Copy each line of the entries beneath that contains the word "Kriptoflix".

RECORDS TO USE:
+++++

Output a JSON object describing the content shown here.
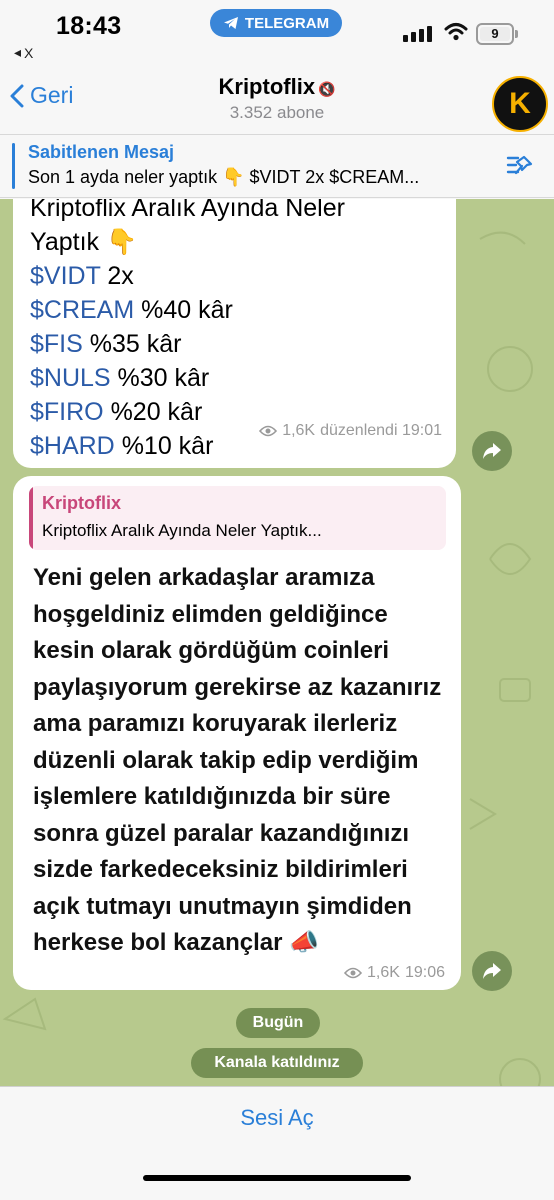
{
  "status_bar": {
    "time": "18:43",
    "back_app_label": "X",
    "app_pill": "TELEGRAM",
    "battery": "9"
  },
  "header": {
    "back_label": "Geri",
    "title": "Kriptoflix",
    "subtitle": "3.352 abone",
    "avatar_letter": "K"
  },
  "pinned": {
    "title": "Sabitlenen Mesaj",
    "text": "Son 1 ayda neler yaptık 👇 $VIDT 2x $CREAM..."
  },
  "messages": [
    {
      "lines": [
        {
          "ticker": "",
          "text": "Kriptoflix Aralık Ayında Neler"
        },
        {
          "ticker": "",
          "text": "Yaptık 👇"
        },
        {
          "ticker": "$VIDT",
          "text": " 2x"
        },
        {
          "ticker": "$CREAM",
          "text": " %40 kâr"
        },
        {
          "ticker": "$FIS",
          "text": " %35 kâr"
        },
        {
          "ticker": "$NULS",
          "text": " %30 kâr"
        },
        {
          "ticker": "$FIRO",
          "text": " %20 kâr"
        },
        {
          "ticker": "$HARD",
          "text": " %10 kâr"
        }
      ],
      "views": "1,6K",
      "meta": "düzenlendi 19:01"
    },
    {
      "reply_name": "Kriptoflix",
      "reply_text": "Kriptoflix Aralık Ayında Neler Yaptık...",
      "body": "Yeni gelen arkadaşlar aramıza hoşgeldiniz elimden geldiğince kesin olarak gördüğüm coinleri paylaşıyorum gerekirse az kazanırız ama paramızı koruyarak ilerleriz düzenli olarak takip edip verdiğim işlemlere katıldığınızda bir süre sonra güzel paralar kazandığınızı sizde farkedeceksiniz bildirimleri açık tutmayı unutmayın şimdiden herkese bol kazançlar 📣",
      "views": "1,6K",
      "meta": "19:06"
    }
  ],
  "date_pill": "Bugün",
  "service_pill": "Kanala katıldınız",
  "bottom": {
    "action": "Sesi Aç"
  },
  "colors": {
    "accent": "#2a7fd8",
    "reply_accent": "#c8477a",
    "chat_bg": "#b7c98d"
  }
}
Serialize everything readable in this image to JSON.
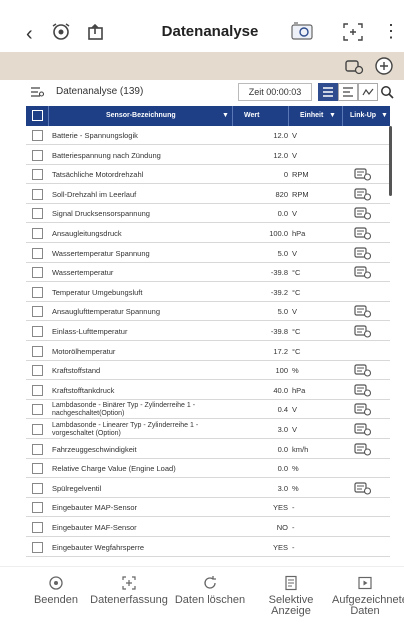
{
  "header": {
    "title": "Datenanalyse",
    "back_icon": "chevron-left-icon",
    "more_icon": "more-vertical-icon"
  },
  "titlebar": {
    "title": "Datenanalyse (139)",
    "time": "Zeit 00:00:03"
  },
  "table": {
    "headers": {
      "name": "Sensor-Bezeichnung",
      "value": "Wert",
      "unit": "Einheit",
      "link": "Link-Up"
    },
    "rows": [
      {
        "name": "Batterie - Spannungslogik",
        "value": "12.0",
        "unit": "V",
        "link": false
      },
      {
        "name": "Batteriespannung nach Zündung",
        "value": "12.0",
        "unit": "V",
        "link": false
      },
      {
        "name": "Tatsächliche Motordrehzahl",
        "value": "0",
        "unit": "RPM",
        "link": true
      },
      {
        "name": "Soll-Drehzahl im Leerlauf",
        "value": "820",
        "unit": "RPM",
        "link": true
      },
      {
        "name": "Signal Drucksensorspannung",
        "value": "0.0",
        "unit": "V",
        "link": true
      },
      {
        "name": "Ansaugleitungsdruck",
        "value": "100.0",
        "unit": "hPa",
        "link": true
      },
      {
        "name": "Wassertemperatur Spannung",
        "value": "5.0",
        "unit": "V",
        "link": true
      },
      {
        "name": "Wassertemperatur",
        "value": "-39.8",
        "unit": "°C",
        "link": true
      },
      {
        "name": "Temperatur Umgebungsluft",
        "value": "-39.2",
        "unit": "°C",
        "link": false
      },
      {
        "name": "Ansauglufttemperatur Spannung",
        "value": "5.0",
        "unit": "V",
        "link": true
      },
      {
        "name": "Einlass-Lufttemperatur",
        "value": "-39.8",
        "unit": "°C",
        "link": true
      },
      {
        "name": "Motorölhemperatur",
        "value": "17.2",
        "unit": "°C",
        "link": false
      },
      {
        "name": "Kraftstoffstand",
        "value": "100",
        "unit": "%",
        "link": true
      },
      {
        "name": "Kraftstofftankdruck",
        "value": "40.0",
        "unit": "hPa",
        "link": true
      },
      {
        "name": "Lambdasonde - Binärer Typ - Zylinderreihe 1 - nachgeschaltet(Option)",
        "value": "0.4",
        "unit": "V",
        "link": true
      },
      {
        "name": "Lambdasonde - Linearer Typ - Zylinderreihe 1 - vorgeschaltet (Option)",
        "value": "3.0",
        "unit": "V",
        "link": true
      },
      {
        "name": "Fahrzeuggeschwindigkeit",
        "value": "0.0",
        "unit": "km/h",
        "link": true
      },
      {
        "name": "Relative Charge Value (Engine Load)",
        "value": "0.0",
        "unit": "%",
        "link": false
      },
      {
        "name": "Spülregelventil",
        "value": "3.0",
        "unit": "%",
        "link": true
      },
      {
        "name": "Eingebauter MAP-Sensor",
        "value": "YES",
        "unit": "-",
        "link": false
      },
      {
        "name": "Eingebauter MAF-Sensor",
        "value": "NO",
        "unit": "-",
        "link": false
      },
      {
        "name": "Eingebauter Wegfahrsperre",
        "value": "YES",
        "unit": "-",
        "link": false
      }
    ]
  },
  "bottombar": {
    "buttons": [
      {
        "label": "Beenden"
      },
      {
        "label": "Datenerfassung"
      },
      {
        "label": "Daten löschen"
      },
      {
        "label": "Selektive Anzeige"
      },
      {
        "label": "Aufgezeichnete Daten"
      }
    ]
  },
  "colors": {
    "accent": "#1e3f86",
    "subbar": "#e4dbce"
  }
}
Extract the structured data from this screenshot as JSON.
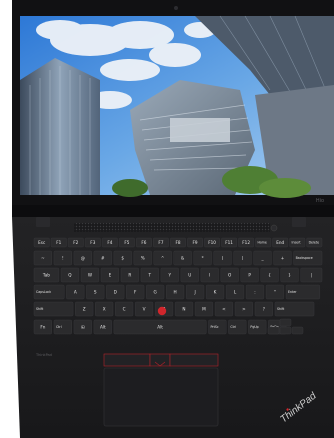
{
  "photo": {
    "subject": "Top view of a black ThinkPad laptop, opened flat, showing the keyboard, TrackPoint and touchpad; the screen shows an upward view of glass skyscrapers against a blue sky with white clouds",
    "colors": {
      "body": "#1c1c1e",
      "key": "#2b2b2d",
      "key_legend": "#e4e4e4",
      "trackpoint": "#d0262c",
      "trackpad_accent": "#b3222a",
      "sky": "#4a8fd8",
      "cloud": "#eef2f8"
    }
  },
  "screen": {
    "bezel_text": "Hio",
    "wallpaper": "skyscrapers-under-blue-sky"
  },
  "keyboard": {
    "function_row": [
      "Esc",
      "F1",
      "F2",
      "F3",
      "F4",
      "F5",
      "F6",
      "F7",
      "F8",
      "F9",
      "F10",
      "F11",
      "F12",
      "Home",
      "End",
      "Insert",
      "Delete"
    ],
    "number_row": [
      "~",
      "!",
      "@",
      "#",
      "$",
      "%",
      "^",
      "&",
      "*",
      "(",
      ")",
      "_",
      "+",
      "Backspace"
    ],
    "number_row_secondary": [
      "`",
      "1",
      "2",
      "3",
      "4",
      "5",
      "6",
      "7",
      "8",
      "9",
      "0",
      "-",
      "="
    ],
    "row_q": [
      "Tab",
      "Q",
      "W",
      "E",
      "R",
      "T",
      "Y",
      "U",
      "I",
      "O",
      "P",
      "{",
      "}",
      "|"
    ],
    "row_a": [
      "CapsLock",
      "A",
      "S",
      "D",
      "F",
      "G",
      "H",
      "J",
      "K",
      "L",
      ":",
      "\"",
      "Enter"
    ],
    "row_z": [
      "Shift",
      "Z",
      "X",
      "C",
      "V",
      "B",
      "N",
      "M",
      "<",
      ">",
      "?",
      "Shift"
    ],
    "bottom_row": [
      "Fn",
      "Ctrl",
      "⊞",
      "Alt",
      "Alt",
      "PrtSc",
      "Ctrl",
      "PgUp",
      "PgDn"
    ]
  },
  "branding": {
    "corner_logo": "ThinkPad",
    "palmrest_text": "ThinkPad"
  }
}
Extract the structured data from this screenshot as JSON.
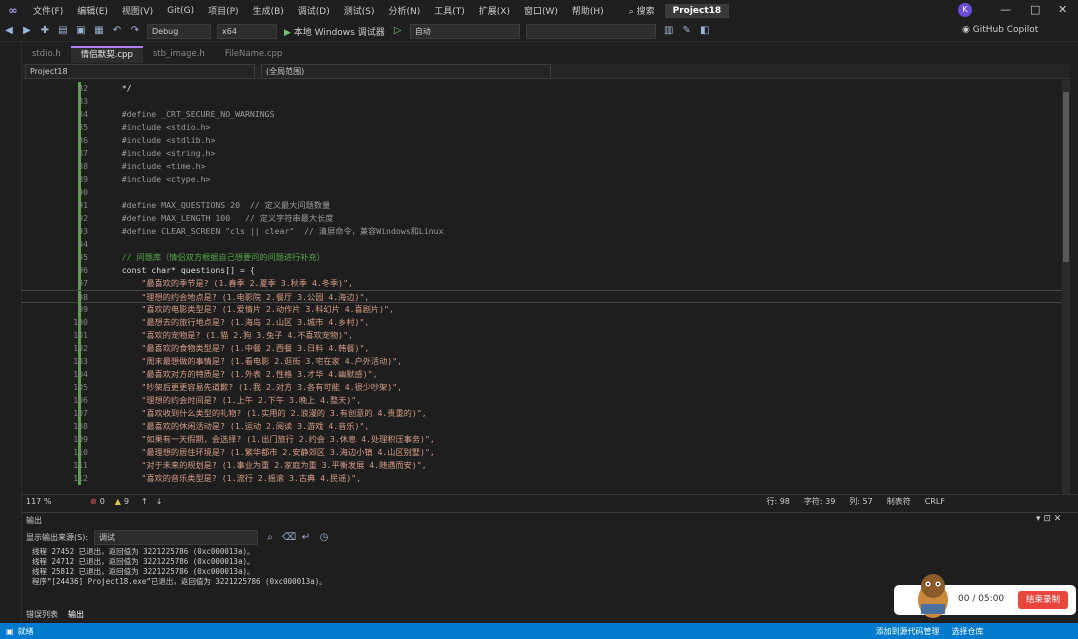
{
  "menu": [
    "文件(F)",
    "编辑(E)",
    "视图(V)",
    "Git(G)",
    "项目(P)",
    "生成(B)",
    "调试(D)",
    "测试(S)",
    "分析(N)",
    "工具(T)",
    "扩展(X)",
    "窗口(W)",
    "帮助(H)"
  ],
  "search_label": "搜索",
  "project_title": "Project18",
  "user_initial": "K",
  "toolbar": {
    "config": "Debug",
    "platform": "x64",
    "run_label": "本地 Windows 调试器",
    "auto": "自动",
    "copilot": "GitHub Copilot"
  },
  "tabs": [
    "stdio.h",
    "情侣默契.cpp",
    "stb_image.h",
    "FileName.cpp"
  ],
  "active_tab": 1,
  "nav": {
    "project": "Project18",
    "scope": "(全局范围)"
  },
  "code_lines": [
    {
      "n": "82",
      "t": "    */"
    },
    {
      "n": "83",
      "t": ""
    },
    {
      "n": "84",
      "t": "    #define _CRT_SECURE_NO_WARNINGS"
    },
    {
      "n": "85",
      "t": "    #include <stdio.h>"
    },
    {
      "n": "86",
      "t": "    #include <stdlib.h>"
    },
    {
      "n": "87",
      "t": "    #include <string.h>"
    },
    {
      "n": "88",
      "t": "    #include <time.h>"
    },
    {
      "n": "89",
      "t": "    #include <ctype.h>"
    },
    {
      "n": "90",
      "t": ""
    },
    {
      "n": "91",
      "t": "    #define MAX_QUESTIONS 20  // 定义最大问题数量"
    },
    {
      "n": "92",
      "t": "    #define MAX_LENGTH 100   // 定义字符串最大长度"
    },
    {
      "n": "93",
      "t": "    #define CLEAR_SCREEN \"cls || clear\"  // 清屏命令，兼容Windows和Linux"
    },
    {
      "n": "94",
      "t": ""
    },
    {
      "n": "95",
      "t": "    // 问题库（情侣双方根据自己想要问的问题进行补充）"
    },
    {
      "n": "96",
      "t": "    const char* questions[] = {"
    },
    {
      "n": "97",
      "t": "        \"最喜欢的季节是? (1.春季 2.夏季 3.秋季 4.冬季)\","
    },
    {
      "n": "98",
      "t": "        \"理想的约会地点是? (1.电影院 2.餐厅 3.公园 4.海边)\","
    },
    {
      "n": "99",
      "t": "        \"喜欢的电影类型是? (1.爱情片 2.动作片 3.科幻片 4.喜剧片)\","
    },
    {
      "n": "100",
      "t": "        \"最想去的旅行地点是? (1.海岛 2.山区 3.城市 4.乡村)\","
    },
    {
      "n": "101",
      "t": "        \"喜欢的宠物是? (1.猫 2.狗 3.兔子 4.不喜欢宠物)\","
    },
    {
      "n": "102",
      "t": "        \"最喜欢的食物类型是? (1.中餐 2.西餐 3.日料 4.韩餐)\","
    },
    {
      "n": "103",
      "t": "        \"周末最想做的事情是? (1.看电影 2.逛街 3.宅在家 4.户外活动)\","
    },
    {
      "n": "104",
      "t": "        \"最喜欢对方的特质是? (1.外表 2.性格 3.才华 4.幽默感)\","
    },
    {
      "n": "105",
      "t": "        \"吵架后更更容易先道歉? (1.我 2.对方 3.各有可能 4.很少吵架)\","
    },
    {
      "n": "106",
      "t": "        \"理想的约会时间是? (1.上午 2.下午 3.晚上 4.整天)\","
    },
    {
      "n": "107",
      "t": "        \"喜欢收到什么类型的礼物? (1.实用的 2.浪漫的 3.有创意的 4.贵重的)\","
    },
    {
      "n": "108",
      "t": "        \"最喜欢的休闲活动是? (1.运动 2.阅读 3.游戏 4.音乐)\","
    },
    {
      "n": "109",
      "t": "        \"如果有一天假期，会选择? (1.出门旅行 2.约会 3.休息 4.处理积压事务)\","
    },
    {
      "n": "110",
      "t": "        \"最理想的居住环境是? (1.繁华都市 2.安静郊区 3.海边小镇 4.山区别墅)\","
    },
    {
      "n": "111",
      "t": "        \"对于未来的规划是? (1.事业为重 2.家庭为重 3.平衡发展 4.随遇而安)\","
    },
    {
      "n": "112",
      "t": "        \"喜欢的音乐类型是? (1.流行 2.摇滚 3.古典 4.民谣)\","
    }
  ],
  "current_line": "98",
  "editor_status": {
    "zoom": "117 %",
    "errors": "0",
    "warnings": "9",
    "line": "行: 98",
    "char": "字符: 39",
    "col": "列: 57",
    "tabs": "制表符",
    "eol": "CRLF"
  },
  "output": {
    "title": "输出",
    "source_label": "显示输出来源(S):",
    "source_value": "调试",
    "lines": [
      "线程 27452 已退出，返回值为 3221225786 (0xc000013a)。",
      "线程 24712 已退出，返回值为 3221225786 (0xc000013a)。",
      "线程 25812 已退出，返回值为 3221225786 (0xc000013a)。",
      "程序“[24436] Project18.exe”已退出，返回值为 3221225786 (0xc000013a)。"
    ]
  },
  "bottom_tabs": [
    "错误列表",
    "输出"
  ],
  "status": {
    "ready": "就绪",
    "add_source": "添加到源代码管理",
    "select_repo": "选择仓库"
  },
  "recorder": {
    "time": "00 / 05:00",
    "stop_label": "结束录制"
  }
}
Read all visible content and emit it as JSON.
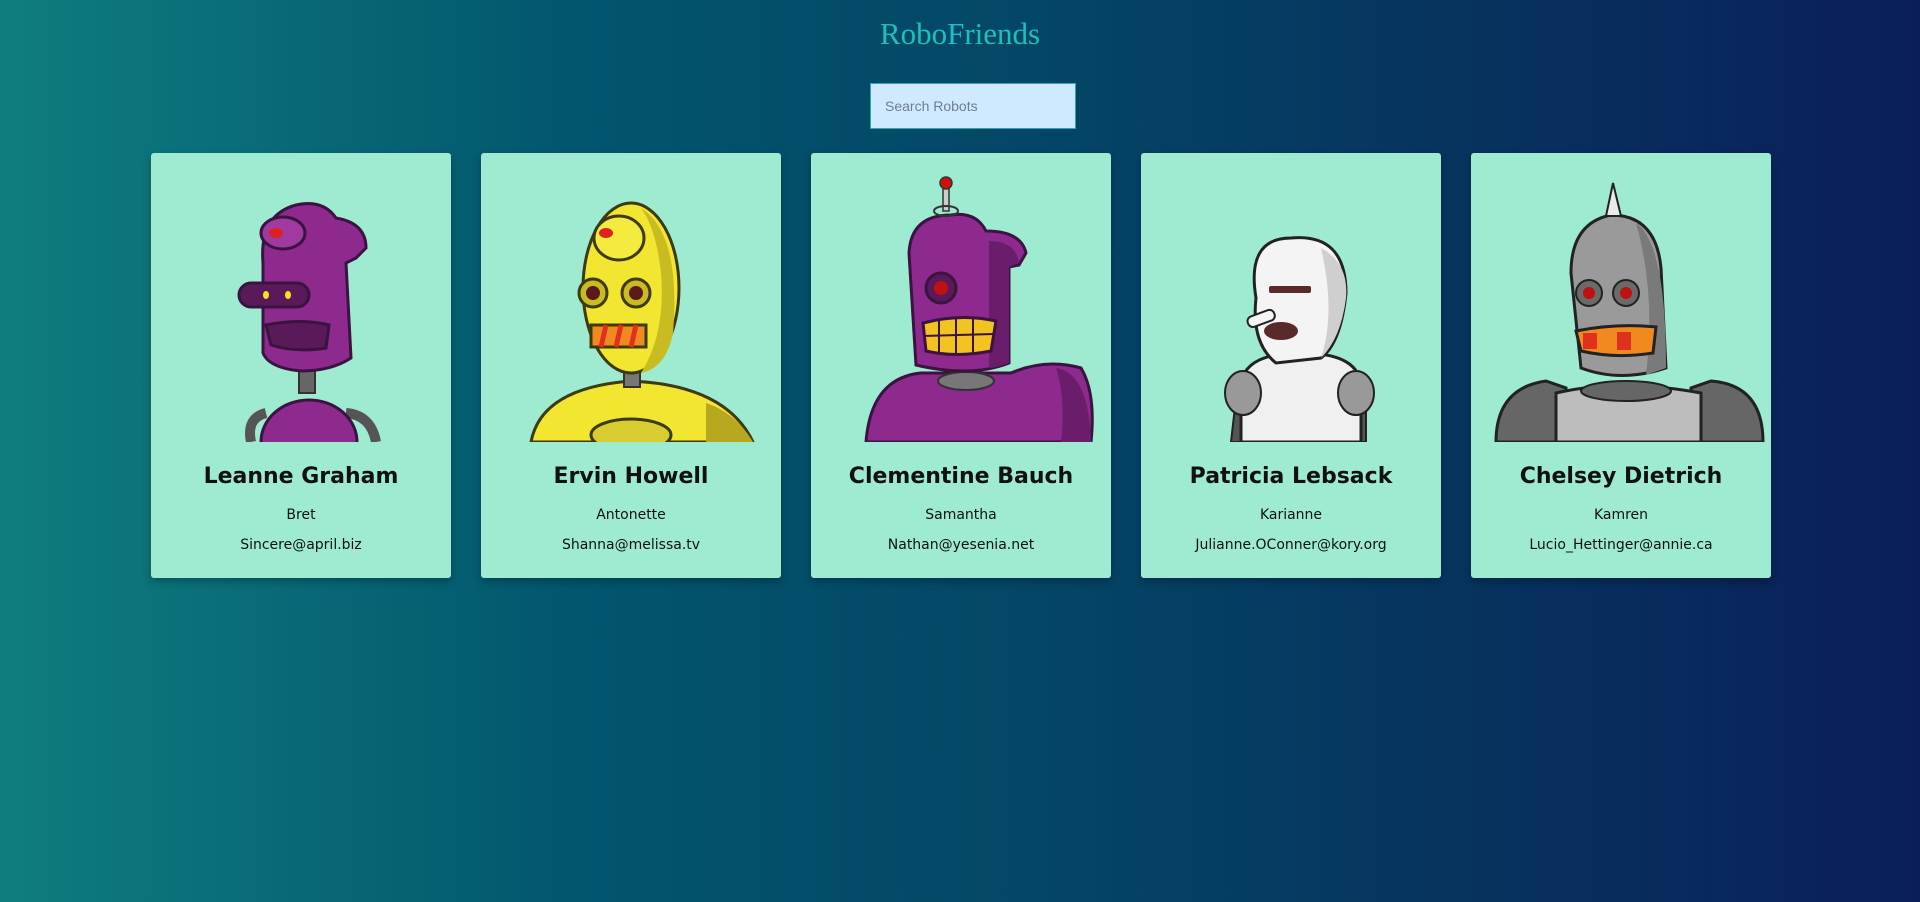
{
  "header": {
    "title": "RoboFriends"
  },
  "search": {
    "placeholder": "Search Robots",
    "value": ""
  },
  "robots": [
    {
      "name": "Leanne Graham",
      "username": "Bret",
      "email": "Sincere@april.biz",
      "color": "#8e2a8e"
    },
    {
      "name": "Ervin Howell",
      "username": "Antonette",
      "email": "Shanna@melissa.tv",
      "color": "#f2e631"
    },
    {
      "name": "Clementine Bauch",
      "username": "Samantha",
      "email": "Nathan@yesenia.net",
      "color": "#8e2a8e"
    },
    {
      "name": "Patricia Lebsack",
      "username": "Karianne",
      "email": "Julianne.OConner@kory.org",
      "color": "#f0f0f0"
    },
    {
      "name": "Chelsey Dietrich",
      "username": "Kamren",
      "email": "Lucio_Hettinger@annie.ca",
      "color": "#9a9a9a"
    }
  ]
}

+++++

ANSWER TO THE PROBLEM:
    "title": "Kriptoflix",
          "text": "Kriptoflix Aralık Ayında Neler"
      "reply_name": "Kriptoflix",
      "reply_text": "Kriptoflix Aralık Ayında Neler Yaptık...",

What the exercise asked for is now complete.